• THE REQUEST
Below is a block of records; repeat each one exactly.

• DATASET
========================================

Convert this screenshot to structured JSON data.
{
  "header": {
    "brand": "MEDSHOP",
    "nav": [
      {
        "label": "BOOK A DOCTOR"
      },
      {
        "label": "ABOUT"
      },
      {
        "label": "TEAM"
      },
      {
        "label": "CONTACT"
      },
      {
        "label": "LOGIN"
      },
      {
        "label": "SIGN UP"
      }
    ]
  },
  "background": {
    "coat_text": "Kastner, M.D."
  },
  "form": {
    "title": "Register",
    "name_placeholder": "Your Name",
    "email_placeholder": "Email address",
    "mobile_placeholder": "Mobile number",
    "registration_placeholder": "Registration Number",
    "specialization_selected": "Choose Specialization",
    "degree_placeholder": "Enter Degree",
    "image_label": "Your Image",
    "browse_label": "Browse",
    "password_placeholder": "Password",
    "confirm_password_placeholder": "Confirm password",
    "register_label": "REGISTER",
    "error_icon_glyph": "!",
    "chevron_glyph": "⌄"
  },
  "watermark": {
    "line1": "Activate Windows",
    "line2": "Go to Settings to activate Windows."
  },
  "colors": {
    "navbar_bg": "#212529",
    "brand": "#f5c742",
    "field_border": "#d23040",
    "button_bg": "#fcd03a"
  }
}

========================================

• TASK OUTPUT
Convert this screenshot to structured JSON data.
{
  "header": {
    "brand": "MEDSHOP",
    "nav": [
      {
        "label": "BOOK A DOCTOR"
      },
      {
        "label": "ABOUT"
      },
      {
        "label": "TEAM"
      },
      {
        "label": "CONTACT"
      },
      {
        "label": "LOGIN"
      },
      {
        "label": "SIGN UP"
      }
    ]
  },
  "background": {
    "coat_text": "Kastner, M.D."
  },
  "form": {
    "title": "Register",
    "name_placeholder": "Your Name",
    "email_placeholder": "Email address",
    "mobile_placeholder": "Mobile number",
    "registration_placeholder": "Registration Number",
    "specialization_selected": "Choose Specialization",
    "degree_placeholder": "Enter Degree",
    "image_label": "Your Image",
    "browse_label": "Browse",
    "password_placeholder": "Password",
    "confirm_password_placeholder": "Confirm password",
    "register_label": "REGISTER",
    "error_icon_glyph": "!",
    "chevron_glyph": "⌄"
  },
  "watermark": {
    "line1": "Activate Windows",
    "line2": "Go to Settings to activate Windows."
  },
  "colors": {
    "navbar_bg": "#212529",
    "brand": "#f5c742",
    "field_border": "#d23040",
    "button_bg": "#fcd03a"
  }
}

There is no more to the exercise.